Return the count of lines that mention "JSON", with no other words.

>> Begin MATERIAL SHOWN

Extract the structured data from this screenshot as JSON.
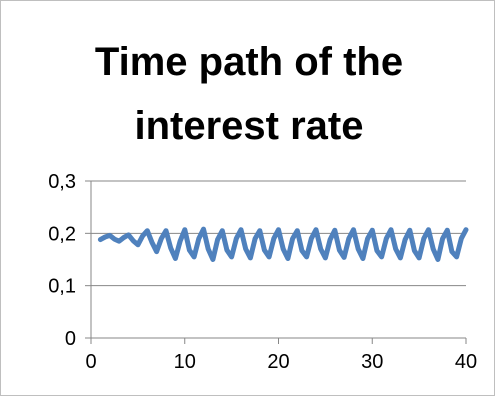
{
  "chart_data": {
    "type": "line",
    "title_lines": [
      "Time path of the",
      "interest rate"
    ],
    "xlabel": "",
    "ylabel": "",
    "xlim": [
      0,
      40
    ],
    "ylim": [
      0,
      0.3
    ],
    "x_ticks": [
      0,
      10,
      20,
      30,
      40
    ],
    "x_tick_labels": [
      "0",
      "10",
      "20",
      "30",
      "40"
    ],
    "y_ticks": [
      0,
      0.1,
      0.2,
      0.3
    ],
    "y_tick_labels": [
      "0",
      "0,1",
      "0,2",
      "0,3"
    ],
    "grid": "horizontal",
    "legend": "none",
    "series": [
      {
        "color": "#4f81bd",
        "x": [
          1,
          1.5,
          2,
          2.5,
          3,
          3.5,
          4,
          4.5,
          5,
          5.5,
          6,
          6.5,
          7,
          7.5,
          8,
          8.5,
          9,
          9.5,
          10,
          10.5,
          11,
          11.5,
          12,
          12.5,
          13,
          13.5,
          14,
          14.5,
          15,
          15.5,
          16,
          16.5,
          17,
          17.5,
          18,
          18.5,
          19,
          19.5,
          20,
          20.5,
          21,
          21.5,
          22,
          22.5,
          23,
          23.5,
          24,
          24.5,
          25,
          25.5,
          26,
          26.5,
          27,
          27.5,
          28,
          28.5,
          29,
          29.5,
          30,
          30.5,
          31,
          31.5,
          32,
          32.5,
          33,
          33.5,
          34,
          34.5,
          35,
          35.5,
          36,
          36.5,
          37,
          37.5,
          38,
          38.5,
          39,
          39.5,
          40
        ],
        "y": [
          0.188,
          0.193,
          0.196,
          0.189,
          0.185,
          0.192,
          0.197,
          0.186,
          0.178,
          0.195,
          0.205,
          0.183,
          0.165,
          0.19,
          0.205,
          0.172,
          0.152,
          0.185,
          0.207,
          0.168,
          0.155,
          0.19,
          0.208,
          0.17,
          0.15,
          0.188,
          0.205,
          0.168,
          0.155,
          0.19,
          0.207,
          0.17,
          0.153,
          0.19,
          0.205,
          0.168,
          0.155,
          0.19,
          0.207,
          0.17,
          0.152,
          0.19,
          0.205,
          0.167,
          0.155,
          0.19,
          0.207,
          0.17,
          0.153,
          0.188,
          0.206,
          0.168,
          0.154,
          0.19,
          0.207,
          0.17,
          0.152,
          0.19,
          0.206,
          0.167,
          0.155,
          0.19,
          0.207,
          0.17,
          0.153,
          0.188,
          0.206,
          0.167,
          0.153,
          0.19,
          0.207,
          0.17,
          0.15,
          0.19,
          0.206,
          0.165,
          0.155,
          0.19,
          0.207
        ]
      }
    ]
  }
}
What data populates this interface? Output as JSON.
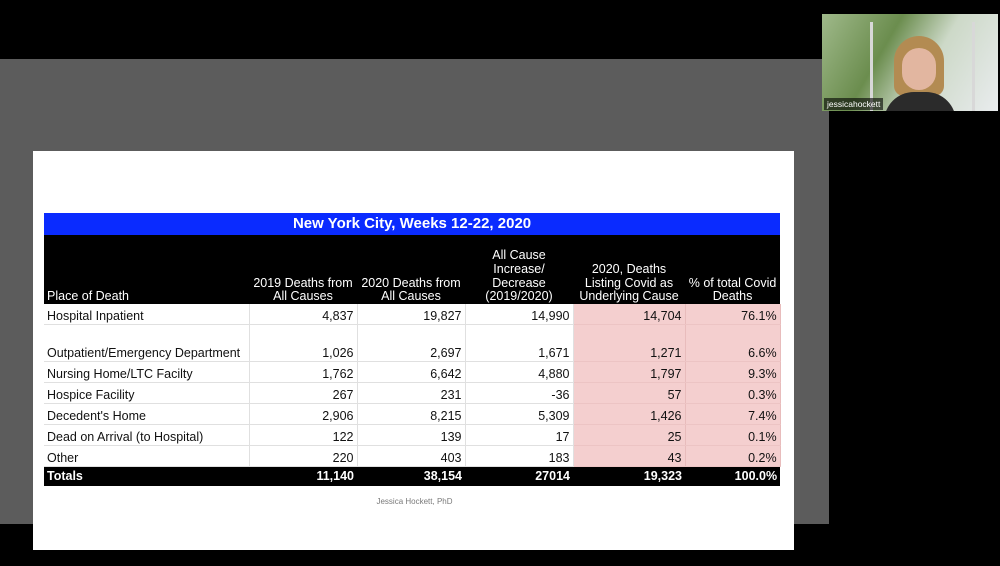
{
  "table": {
    "title": "New York City, Weeks 12-22, 2020",
    "headers": [
      "Place of Death",
      "2019 Deaths from All Causes",
      "2020 Deaths from All Causes",
      "All Cause Increase/ Decrease (2019/2020)",
      "2020, Deaths Listing Covid as Underlying Cause",
      "% of total Covid Deaths"
    ],
    "rows": [
      [
        "Hospital Inpatient",
        "4,837",
        "19,827",
        "14,990",
        "14,704",
        "76.1%"
      ],
      [
        "Outpatient/Emergency Department",
        "1,026",
        "2,697",
        "1,671",
        "1,271",
        "6.6%"
      ],
      [
        "Nursing Home/LTC Facilty",
        "1,762",
        "6,642",
        "4,880",
        "1,797",
        "9.3%"
      ],
      [
        "Hospice Facility",
        "267",
        "231",
        "-36",
        "57",
        "0.3%"
      ],
      [
        "Decedent's Home",
        "2,906",
        "8,215",
        "5,309",
        "1,426",
        "7.4%"
      ],
      [
        "Dead on Arrival (to Hospital)",
        "122",
        "139",
        "17",
        "25",
        "0.1%"
      ],
      [
        "Other",
        "220",
        "403",
        "183",
        "43",
        "0.2%"
      ]
    ],
    "totals": [
      "Totals",
      "11,140",
      "38,154",
      "27014",
      "19,323",
      "100.0%"
    ]
  },
  "footer_credit": "Jessica Hockett, PhD",
  "webcam": {
    "participant_name": "jessicahockett"
  },
  "colors": {
    "title_bar": "#0a2bff",
    "header_bg": "#000000",
    "highlight": "#f4cfcf"
  }
}
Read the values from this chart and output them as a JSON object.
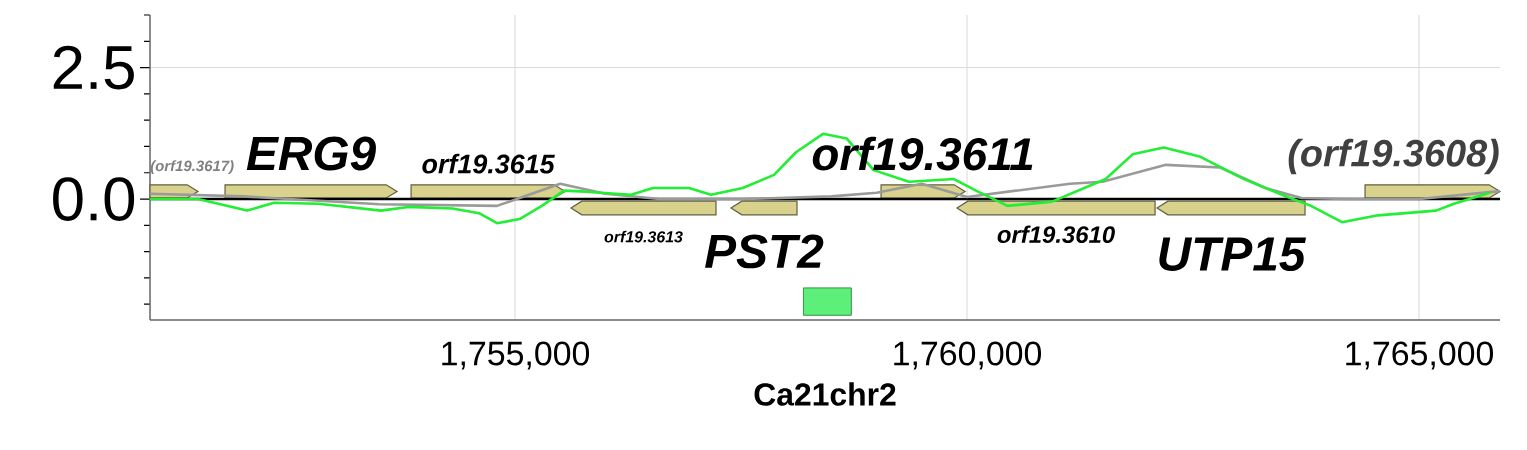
{
  "chart_data": {
    "type": "line",
    "xlabel": "Ca21chr2",
    "xlim": [
      1750962,
      1765896
    ],
    "ylim": [
      -2.3,
      3.5
    ],
    "xticks": [
      {
        "value": 1755000,
        "label": "1,755,000"
      },
      {
        "value": 1760000,
        "label": "1,760,000"
      },
      {
        "value": 1765000,
        "label": "1,765,000"
      }
    ],
    "yticks": [
      {
        "value": -2.0,
        "label": null
      },
      {
        "value": -1.5,
        "label": null
      },
      {
        "value": -1.0,
        "label": null
      },
      {
        "value": -0.5,
        "label": null
      },
      {
        "value": 0,
        "label": "0.0"
      },
      {
        "value": 0.5,
        "label": null
      },
      {
        "value": 1.0,
        "label": null
      },
      {
        "value": 1.5,
        "label": null
      },
      {
        "value": 2.0,
        "label": null
      },
      {
        "value": 2.5,
        "label": "2.5"
      },
      {
        "value": 3.0,
        "label": null
      },
      {
        "value": 3.5,
        "label": null
      }
    ],
    "grid": true,
    "series": [
      {
        "color": "#000000",
        "x": [
          1750962,
          1765896
        ],
        "values": [
          0,
          0
        ]
      },
      {
        "color": "#9a9a9a",
        "x": [
          1750962,
          1752000,
          1753500,
          1754800,
          1755500,
          1756000,
          1756600,
          1757500,
          1758500,
          1759000,
          1759500,
          1760000,
          1761140,
          1761500,
          1762200,
          1762800,
          1763300,
          1763700,
          1764200,
          1765000,
          1765896
        ],
        "values": [
          0.1,
          0.05,
          -0.1,
          -0.13,
          0.29,
          0.1,
          0.0,
          0.0,
          0.05,
          0.12,
          0.29,
          0.04,
          0.29,
          0.33,
          0.65,
          0.6,
          0.21,
          0.02,
          0.0,
          0.0,
          0.15
        ]
      },
      {
        "color": "#22ee33",
        "x": [
          1750962,
          1751493,
          1752035,
          1752334,
          1752827,
          1753518,
          1753816,
          1754309,
          1754602,
          1754801,
          1755050,
          1755296,
          1755542,
          1755785,
          1756283,
          1756527,
          1756925,
          1757168,
          1757519,
          1757865,
          1758108,
          1758407,
          1758670,
          1758967,
          1759358,
          1759856,
          1760100,
          1760448,
          1760940,
          1761534,
          1761831,
          1762177,
          1762572,
          1763064,
          1763560,
          1763805,
          1764148,
          1764546,
          1765188,
          1765387,
          1765781
        ],
        "values": [
          0.0,
          0.0,
          -0.22,
          -0.07,
          -0.09,
          -0.22,
          -0.15,
          -0.18,
          -0.27,
          -0.46,
          -0.38,
          -0.13,
          0.16,
          0.14,
          0.08,
          0.21,
          0.21,
          0.08,
          0.21,
          0.46,
          0.89,
          1.24,
          1.15,
          0.55,
          0.33,
          0.38,
          0.16,
          -0.13,
          -0.05,
          0.38,
          0.85,
          0.98,
          0.81,
          0.38,
          0.03,
          -0.13,
          -0.44,
          -0.31,
          -0.22,
          -0.09,
          0.12
        ]
      },
      {
        "type": "bar",
        "color": "#5cf07a",
        "x": [
          1758455
        ],
        "base": [
          -2.21
        ],
        "values": [
          0.52
        ]
      }
    ],
    "bands": [
      {
        "axis": "x",
        "from": 1750962,
        "to": 1751493,
        "color": "#d8d28c",
        "label": "(orf19.3617)"
      },
      {
        "axis": "x",
        "from": 1751792,
        "to": 1753695,
        "color": "#d8d28c",
        "label": "ERG9"
      },
      {
        "axis": "x",
        "from": 1753850,
        "to": 1755553,
        "color": "#d8d28c",
        "label": "orf19.3615"
      },
      {
        "axis": "x",
        "from": 1757223,
        "to": 1755619,
        "color": "#d8d28c",
        "label": "orf19.3613"
      },
      {
        "axis": "x",
        "from": 1758119,
        "to": 1757389,
        "color": "#d8d28c",
        "label": "PST2"
      },
      {
        "axis": "x",
        "from": 1759049,
        "to": 1759978,
        "color": "#d8d28c",
        "label": "orf19.3611"
      },
      {
        "axis": "x",
        "from": 1762080,
        "to": 1759889,
        "color": "#d8d28c",
        "label": "orf19.3610"
      },
      {
        "axis": "x",
        "from": 1763739,
        "to": 1762102,
        "color": "#d8d28c",
        "label": "UTP15"
      },
      {
        "axis": "x",
        "from": 1764403,
        "to": 1765896,
        "color": "#d8d28c",
        "label": "(orf19.3608)"
      }
    ]
  }
}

>> End MATERIAL SHOWN

§ **EXERCISE ANSWER**: 3